▸ Written instruction
Give every entry again, unchanged, and leave its images out.

[Exercise materials start]

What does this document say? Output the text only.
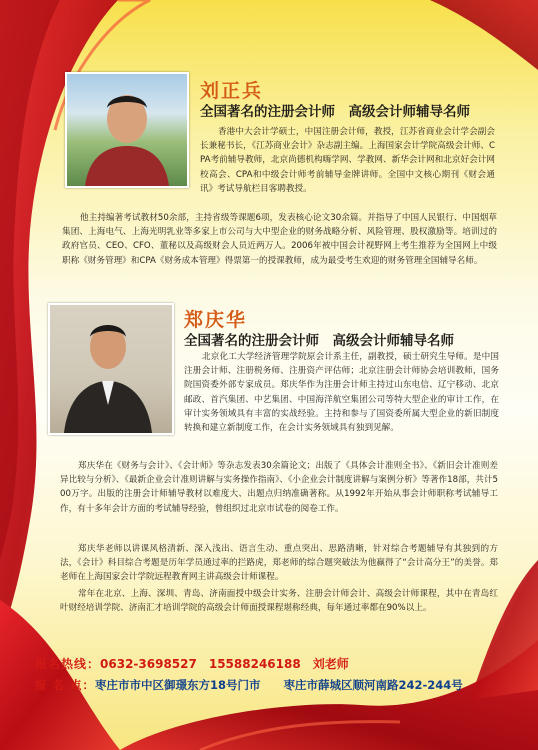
刘正兵
全国著名的注册会计师　高级会计师辅导名师
香港中大会计学硕士，中国注册会计师，教授，江苏省商业会计学会副会长兼秘书长，《江苏商业会计》杂志副主编。上海国家会计学院高级会计师、CPA考前辅导教师，北京尚德机构嗨学网、学教网、新华会计网和北京好会计网校高会、CPA和中级会计师考前辅导金牌讲师。全国中文核心期刊《财会通讯》考试导航栏目客聘教授。
他主持编著考试教材50余部，主持省级等课题6项，发表核心论文30余篇。并指导了中国人民银行、中国烟草集团、上海电气、上海光明乳业等多家上市公司与大中型企业的财务战略分析、风险管理、股权激励等。培训过的政府官员、CEO、CFO、董秘以及高级财会人员近两万人。2006年被中国会计视野网上考生推荐为全国网上中级职称《财务管理》和CPA《财务成本管理》得票第一的授课教师，成为最受考生欢迎的财务管理全国辅导名师。
郑庆华
全国著名的注册会计师　高级会计师辅导名师
北京化工大学经济管理学院原会计系主任，副教授，硕士研究生导师。是中国注册会计师、注册税务师、注册资产评估师；北京注册会计师协会培训教师，国务院国资委外部专家成员。郑庆华作为注册会计师主持过山东电信、辽宁移动、北京邮政、首汽集团、中艺集团、中国海洋航空集团公司等特大型企业的审计工作，在审计实务领域具有丰富的实战经验。主持和参与了国资委所属大型企业的新旧制度转换和建立新制度工作，在会计实务领域具有独到见解。
郑庆华在《财务与会计》、《会计师》等杂志发表30余篇论文；出版了《具体会计准则全书》、《新旧会计准则差异比较与分析》、《最新企业会计准则讲解与实务操作指南》、《小企业会计制度讲解与案例分析》等著作18部，共计500万字。出版的注册会计师辅导教材以难度大、出题点归纳准确著称。从1992年开始从事会计师职称考试辅导工作，有十多年会计方面的考试辅导经验，曾组织过北京市试卷的阅卷工作。
郑庆华老师以讲课风格清新、深入浅出、语言生动、重点突出、思路清晰，针对综合考题辅导有其独到的方法，《会计》科目综合考题是历年学员通过率的拦路虎，郑老师的综合题突破法为他赢得了“会计高分王”的美誉。郑老师在上海国家会计学院远程教育网主讲高级会计师课程。
常年在北京、上海、深圳、青岛、济南面授中级会计实务、注册会计师会计、高级会计师课程，其中在青岛红叶财经培训学院、济南汇才培训学院的高级会计师面授课程堪称经典，每年通过率都在90%以上。
报名热线：0632-3698527　15588246188　刘老师
报 名 点：枣庄市市中区御璟东方18号门市　　枣庄市薛城区顺河南路242-244号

[Exercise materials end]

▸ Exercise result
What does this document say? Output the text only.
刘正兵
全国著名的注册会计师　高级会计师辅导名师
香港中大会计学硕士，中国注册会计师，教授，江苏省商业会计学会副会长兼秘书长，《江苏商业会计》杂志副主编。上海国家会计学院高级会计师、CPA考前辅导教师，北京尚德机构嗨学网、学教网、新华会计网和北京好会计网校高会、CPA和中级会计师考前辅导金牌讲师。全国中文核心期刊《财会通讯》考试导航栏目客聘教授。
他主持编著考试教材50余部，主持省级等课题6项，发表核心论文30余篇。并指导了中国人民银行、中国烟草集团、上海电气、上海光明乳业等多家上市公司与大中型企业的财务战略分析、风险管理、股权激励等。培训过的政府官员、CEO、CFO、董秘以及高级财会人员近两万人。2006年被中国会计视野网上考生推荐为全国网上中级职称《财务管理》和CPA《财务成本管理》得票第一的授课教师，成为最受考生欢迎的财务管理全国辅导名师。
郑庆华
全国著名的注册会计师　高级会计师辅导名师
北京化工大学经济管理学院原会计系主任，副教授，硕士研究生导师。是中国注册会计师、注册税务师、注册资产评估师；北京注册会计师协会培训教师，国务院国资委外部专家成员。郑庆华作为注册会计师主持过山东电信、辽宁移动、北京邮政、首汽集团、中艺集团、中国海洋航空集团公司等特大型企业的审计工作，在审计实务领域具有丰富的实战经验。主持和参与了国资委所属大型企业的新旧制度转换和建立新制度工作，在会计实务领域具有独到见解。
郑庆华在《财务与会计》、《会计师》等杂志发表30余篇论文；出版了《具体会计准则全书》、《新旧会计准则差异比较与分析》、《最新企业会计准则讲解与实务操作指南》、《小企业会计制度讲解与案例分析》等著作18部，共计500万字。出版的注册会计师辅导教材以难度大、出题点归纳准确著称。从1992年开始从事会计师职称考试辅导工作，有十多年会计方面的考试辅导经验，曾组织过北京市试卷的阅卷工作。
郑庆华老师以讲课风格清新、深入浅出、语言生动、重点突出、思路清晰，针对综合考题辅导有其独到的方法，《会计》科目综合考题是历年学员通过率的拦路虎，郑老师的综合题突破法为他赢得了“会计高分王”的美誉。郑老师在上海国家会计学院远程教育网主讲高级会计师课程。
常年在北京、上海、深圳、青岛、济南面授中级会计实务、注册会计师会计、高级会计师课程，其中在青岛红叶财经培训学院、济南汇才培训学院的高级会计师面授课程堪称经典，每年通过率都在90%以上。
报名热线：0632-3698527　15588246188　刘老师
报 名 点：枣庄市市中区御璟东方18号门市　　枣庄市薛城区顺河南路242-244号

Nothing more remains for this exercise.